Dataset entries
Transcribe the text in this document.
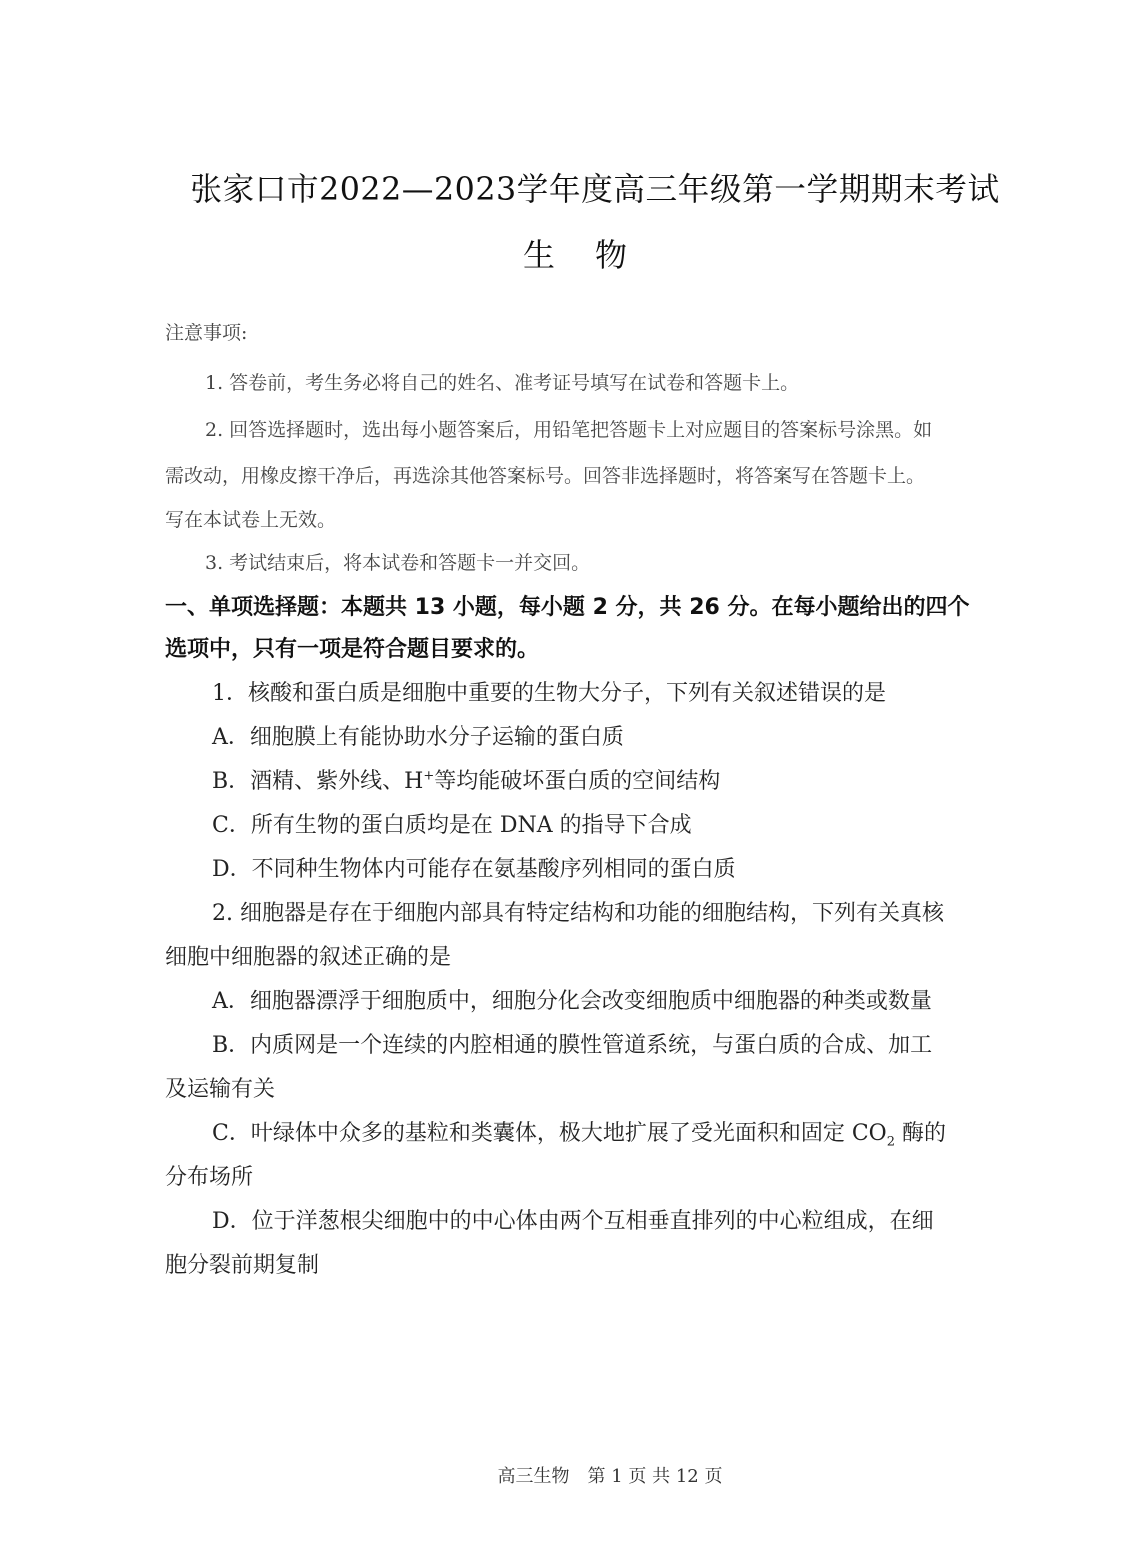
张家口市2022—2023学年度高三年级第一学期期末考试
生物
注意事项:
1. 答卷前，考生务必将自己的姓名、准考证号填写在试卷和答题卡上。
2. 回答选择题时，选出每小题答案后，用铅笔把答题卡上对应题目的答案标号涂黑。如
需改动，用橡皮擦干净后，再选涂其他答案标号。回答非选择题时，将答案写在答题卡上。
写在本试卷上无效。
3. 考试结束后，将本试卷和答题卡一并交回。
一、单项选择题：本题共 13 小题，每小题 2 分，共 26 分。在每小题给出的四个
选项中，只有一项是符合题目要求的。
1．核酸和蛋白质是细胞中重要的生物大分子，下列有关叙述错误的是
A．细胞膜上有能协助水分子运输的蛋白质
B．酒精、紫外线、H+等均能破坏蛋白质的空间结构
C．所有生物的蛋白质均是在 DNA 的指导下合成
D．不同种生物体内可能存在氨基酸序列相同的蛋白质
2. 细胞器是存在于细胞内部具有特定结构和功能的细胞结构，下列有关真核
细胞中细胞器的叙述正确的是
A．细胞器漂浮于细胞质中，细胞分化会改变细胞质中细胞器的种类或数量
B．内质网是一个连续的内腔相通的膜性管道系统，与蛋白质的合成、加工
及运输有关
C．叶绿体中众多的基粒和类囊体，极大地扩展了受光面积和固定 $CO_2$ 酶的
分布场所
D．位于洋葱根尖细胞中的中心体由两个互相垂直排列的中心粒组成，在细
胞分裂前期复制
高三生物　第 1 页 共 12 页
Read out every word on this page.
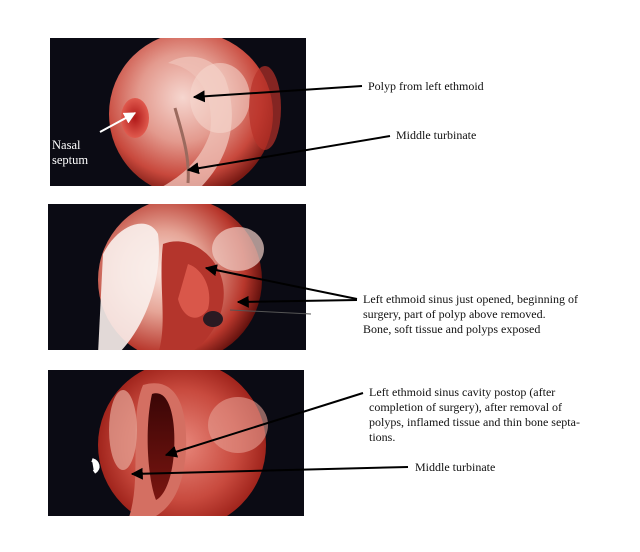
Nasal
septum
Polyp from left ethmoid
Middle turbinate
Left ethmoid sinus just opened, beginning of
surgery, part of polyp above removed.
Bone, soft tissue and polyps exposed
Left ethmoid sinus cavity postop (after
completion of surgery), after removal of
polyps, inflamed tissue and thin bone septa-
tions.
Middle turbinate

Do this:
From the entries above, extract each line containing "tissue".

Result for this exercise:
Bone, soft tissue and polyps exposed
polyps, inflamed tissue and thin bone septa-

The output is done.